• **EXERCISE DESCRIPTION**
Output every entry exactly, from the first line to the last.

========

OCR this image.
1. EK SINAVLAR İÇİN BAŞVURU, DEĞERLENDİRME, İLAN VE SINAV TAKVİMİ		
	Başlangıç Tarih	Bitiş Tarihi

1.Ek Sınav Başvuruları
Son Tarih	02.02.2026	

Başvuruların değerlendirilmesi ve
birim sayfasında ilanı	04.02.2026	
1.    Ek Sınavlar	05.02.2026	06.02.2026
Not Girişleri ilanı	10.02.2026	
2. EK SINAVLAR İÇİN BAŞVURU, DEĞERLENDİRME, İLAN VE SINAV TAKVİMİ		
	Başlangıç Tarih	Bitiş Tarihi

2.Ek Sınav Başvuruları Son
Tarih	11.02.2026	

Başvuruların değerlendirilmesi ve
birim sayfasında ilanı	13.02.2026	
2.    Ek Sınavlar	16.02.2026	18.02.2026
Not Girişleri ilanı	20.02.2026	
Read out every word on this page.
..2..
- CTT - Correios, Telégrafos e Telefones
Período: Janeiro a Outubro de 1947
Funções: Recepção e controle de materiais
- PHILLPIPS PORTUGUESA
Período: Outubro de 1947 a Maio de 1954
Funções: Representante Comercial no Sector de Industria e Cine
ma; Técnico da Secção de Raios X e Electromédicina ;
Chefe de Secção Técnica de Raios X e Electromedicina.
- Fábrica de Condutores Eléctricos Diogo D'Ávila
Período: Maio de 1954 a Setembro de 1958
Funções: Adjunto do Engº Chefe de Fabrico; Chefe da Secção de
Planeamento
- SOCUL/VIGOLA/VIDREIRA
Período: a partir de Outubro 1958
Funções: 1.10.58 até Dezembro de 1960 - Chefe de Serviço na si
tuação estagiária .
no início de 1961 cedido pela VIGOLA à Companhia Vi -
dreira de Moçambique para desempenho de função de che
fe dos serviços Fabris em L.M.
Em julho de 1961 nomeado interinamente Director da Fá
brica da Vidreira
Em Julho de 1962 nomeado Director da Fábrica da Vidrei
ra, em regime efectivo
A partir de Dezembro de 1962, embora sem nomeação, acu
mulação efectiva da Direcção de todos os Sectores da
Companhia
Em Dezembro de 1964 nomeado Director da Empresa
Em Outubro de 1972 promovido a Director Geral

========

• **FULL RESPONSE**
OCR this image.
1. EK SINAVLAR İÇİN BAŞVURU, DEĞERLENDİRME, İLAN VE SINAV TAKVİMİ		
	Başlangıç Tarih	Bitiş Tarihi

1.Ek Sınav Başvuruları
Son Tarih	02.02.2026	

Başvuruların değerlendirilmesi ve
birim sayfasında ilanı	04.02.2026	
1.    Ek Sınavlar	05.02.2026	06.02.2026
Not Girişleri ilanı	10.02.2026	
2. EK SINAVLAR İÇİN BAŞVURU, DEĞERLENDİRME, İLAN VE SINAV TAKVİMİ		
	Başlangıç Tarih	Bitiş Tarihi

2.Ek Sınav Başvuruları Son
Tarih	11.02.2026	

Başvuruların değerlendirilmesi ve
birim sayfasında ilanı	13.02.2026	
2.    Ek Sınavlar	16.02.2026	18.02.2026
Not Girişleri ilanı	20.02.2026	
Read out every word on this page.
..2..
- CTT - Correios, Telégrafos e Telefones
Período: Janeiro a Outubro de 1947
Funções: Recepção e controle de materiais
- PHILLPIPS PORTUGUESA
Período: Outubro de 1947 a Maio de 1954
Funções: Representante Comercial no Sector de Industria e Cine
ma; Técnico da Secção de Raios X e Electromédicina ;
Chefe de Secção Técnica de Raios X e Electromedicina.
- Fábrica de Condutores Eléctricos Diogo D'Ávila
Período: Maio de 1954 a Setembro de 1958
Funções: Adjunto do Engº Chefe de Fabrico; Chefe da Secção de
Planeamento
- SOCUL/VIGOLA/VIDREIRA
Período: a partir de Outubro 1958
Funções: 1.10.58 até Dezembro de 1960 - Chefe de Serviço na si
tuação estagiária .
no início de 1961 cedido pela VIGOLA à Companhia Vi -
dreira de Moçambique para desempenho de função de che
fe dos serviços Fabris em L.M.
Em julho de 1961 nomeado interinamente Director da Fá
brica da Vidreira
Em Julho de 1962 nomeado Director da Fábrica da Vidrei
ra, em regime efectivo
A partir de Dezembro de 1962, embora sem nomeação, acu
mulação efectiva da Direcção de todos os Sectores da
Companhia
Em Dezembro de 1964 nomeado Director da Empresa
Em Outubro de 1972 promovido a Director Geral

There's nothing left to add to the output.